**Goal:**
Write out the full set of records below exactly.

**Extracted information:**
※ ※ ※

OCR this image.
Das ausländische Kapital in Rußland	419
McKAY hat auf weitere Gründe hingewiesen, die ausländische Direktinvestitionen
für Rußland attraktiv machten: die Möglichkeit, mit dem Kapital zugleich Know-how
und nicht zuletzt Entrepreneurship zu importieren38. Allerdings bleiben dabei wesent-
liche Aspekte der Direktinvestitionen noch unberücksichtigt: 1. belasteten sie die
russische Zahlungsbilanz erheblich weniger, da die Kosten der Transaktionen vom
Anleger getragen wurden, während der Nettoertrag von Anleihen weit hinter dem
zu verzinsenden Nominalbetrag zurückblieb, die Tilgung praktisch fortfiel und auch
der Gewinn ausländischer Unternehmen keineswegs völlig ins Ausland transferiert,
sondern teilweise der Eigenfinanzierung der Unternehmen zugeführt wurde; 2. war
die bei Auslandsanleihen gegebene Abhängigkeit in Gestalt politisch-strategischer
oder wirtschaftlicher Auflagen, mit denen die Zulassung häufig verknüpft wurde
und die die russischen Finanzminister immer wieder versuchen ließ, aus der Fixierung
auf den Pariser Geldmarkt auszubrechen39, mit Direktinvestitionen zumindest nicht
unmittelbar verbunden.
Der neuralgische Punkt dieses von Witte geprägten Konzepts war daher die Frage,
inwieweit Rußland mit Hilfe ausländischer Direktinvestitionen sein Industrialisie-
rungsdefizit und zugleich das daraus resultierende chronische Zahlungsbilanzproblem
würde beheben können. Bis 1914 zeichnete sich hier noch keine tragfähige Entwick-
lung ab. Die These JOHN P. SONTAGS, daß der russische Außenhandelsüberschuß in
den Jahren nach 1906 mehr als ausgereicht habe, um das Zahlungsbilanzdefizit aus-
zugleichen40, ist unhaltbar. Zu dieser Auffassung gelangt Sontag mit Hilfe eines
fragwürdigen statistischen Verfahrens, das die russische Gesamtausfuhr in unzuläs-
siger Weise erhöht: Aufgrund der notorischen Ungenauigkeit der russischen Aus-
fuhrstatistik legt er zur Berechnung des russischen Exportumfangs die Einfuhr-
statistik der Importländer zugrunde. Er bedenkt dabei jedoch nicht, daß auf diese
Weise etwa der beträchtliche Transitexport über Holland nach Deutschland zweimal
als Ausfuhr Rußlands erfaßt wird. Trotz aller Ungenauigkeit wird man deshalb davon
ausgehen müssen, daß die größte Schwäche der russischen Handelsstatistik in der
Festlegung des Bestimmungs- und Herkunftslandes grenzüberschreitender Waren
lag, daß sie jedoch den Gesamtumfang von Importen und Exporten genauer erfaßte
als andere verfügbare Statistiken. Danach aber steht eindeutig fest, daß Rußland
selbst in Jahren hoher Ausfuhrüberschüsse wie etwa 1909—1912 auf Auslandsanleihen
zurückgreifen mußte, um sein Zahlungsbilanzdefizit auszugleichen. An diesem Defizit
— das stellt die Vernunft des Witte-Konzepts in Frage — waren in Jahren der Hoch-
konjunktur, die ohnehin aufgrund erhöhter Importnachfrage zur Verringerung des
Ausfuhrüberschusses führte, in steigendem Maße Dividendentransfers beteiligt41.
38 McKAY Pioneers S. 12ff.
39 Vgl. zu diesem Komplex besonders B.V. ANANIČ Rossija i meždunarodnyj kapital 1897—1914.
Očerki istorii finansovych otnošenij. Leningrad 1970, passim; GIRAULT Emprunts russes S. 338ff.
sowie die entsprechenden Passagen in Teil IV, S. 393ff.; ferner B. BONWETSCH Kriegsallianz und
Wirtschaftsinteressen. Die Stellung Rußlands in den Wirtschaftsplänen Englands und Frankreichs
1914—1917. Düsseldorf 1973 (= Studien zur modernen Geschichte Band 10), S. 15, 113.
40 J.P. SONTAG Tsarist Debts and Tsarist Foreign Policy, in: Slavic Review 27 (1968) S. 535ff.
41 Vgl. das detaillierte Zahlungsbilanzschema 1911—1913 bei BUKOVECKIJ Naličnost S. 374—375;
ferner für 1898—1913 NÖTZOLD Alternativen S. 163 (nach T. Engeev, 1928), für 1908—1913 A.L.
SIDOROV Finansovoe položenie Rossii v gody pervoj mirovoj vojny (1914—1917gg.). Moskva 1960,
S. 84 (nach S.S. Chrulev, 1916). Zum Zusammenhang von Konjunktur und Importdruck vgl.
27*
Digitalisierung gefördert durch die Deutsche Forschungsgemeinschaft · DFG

※ ※ ※

**Result of the exercise:**
OCR this image.
Das ausländische Kapital in Rußland	419
McKAY hat auf weitere Gründe hingewiesen, die ausländische Direktinvestitionen
für Rußland attraktiv machten: die Möglichkeit, mit dem Kapital zugleich Know-how
und nicht zuletzt Entrepreneurship zu importieren38. Allerdings bleiben dabei wesent-
liche Aspekte der Direktinvestitionen noch unberücksichtigt: 1. belasteten sie die
russische Zahlungsbilanz erheblich weniger, da die Kosten der Transaktionen vom
Anleger getragen wurden, während der Nettoertrag von Anleihen weit hinter dem
zu verzinsenden Nominalbetrag zurückblieb, die Tilgung praktisch fortfiel und auch
der Gewinn ausländischer Unternehmen keineswegs völlig ins Ausland transferiert,
sondern teilweise der Eigenfinanzierung der Unternehmen zugeführt wurde; 2. war
die bei Auslandsanleihen gegebene Abhängigkeit in Gestalt politisch-strategischer
oder wirtschaftlicher Auflagen, mit denen die Zulassung häufig verknüpft wurde
und die die russischen Finanzminister immer wieder versuchen ließ, aus der Fixierung
auf den Pariser Geldmarkt auszubrechen39, mit Direktinvestitionen zumindest nicht
unmittelbar verbunden.
Der neuralgische Punkt dieses von Witte geprägten Konzepts war daher die Frage,
inwieweit Rußland mit Hilfe ausländischer Direktinvestitionen sein Industrialisie-
rungsdefizit und zugleich das daraus resultierende chronische Zahlungsbilanzproblem
würde beheben können. Bis 1914 zeichnete sich hier noch keine tragfähige Entwick-
lung ab. Die These JOHN P. SONTAGS, daß der russische Außenhandelsüberschuß in
den Jahren nach 1906 mehr als ausgereicht habe, um das Zahlungsbilanzdefizit aus-
zugleichen40, ist unhaltbar. Zu dieser Auffassung gelangt Sontag mit Hilfe eines
fragwürdigen statistischen Verfahrens, das die russische Gesamtausfuhr in unzuläs-
siger Weise erhöht: Aufgrund der notorischen Ungenauigkeit der russischen Aus-
fuhrstatistik legt er zur Berechnung des russischen Exportumfangs die Einfuhr-
statistik der Importländer zugrunde. Er bedenkt dabei jedoch nicht, daß auf diese
Weise etwa der beträchtliche Transitexport über Holland nach Deutschland zweimal
als Ausfuhr Rußlands erfaßt wird. Trotz aller Ungenauigkeit wird man deshalb davon
ausgehen müssen, daß die größte Schwäche der russischen Handelsstatistik in der
Festlegung des Bestimmungs- und Herkunftslandes grenzüberschreitender Waren
lag, daß sie jedoch den Gesamtumfang von Importen und Exporten genauer erfaßte
als andere verfügbare Statistiken. Danach aber steht eindeutig fest, daß Rußland
selbst in Jahren hoher Ausfuhrüberschüsse wie etwa 1909—1912 auf Auslandsanleihen
zurückgreifen mußte, um sein Zahlungsbilanzdefizit auszugleichen. An diesem Defizit
— das stellt die Vernunft des Witte-Konzepts in Frage — waren in Jahren der Hoch-
konjunktur, die ohnehin aufgrund erhöhter Importnachfrage zur Verringerung des
Ausfuhrüberschusses führte, in steigendem Maße Dividendentransfers beteiligt41.
38 McKAY Pioneers S. 12ff.
39 Vgl. zu diesem Komplex besonders B.V. ANANIČ Rossija i meždunarodnyj kapital 1897—1914.
Očerki istorii finansovych otnošenij. Leningrad 1970, passim; GIRAULT Emprunts russes S. 338ff.
sowie die entsprechenden Passagen in Teil IV, S. 393ff.; ferner B. BONWETSCH Kriegsallianz und
Wirtschaftsinteressen. Die Stellung Rußlands in den Wirtschaftsplänen Englands und Frankreichs
1914—1917. Düsseldorf 1973 (= Studien zur modernen Geschichte Band 10), S. 15, 113.
40 J.P. SONTAG Tsarist Debts and Tsarist Foreign Policy, in: Slavic Review 27 (1968) S. 535ff.
41 Vgl. das detaillierte Zahlungsbilanzschema 1911—1913 bei BUKOVECKIJ Naličnost S. 374—375;
ferner für 1898—1913 NÖTZOLD Alternativen S. 163 (nach T. Engeev, 1928), für 1908—1913 A.L.
SIDOROV Finansovoe položenie Rossii v gody pervoj mirovoj vojny (1914—1917gg.). Moskva 1960,
S. 84 (nach S.S. Chrulev, 1916). Zum Zusammenhang von Konjunktur und Importdruck vgl.
27*
Digitalisierung gefördert durch die Deutsche Forschungsgemeinschaft · DFG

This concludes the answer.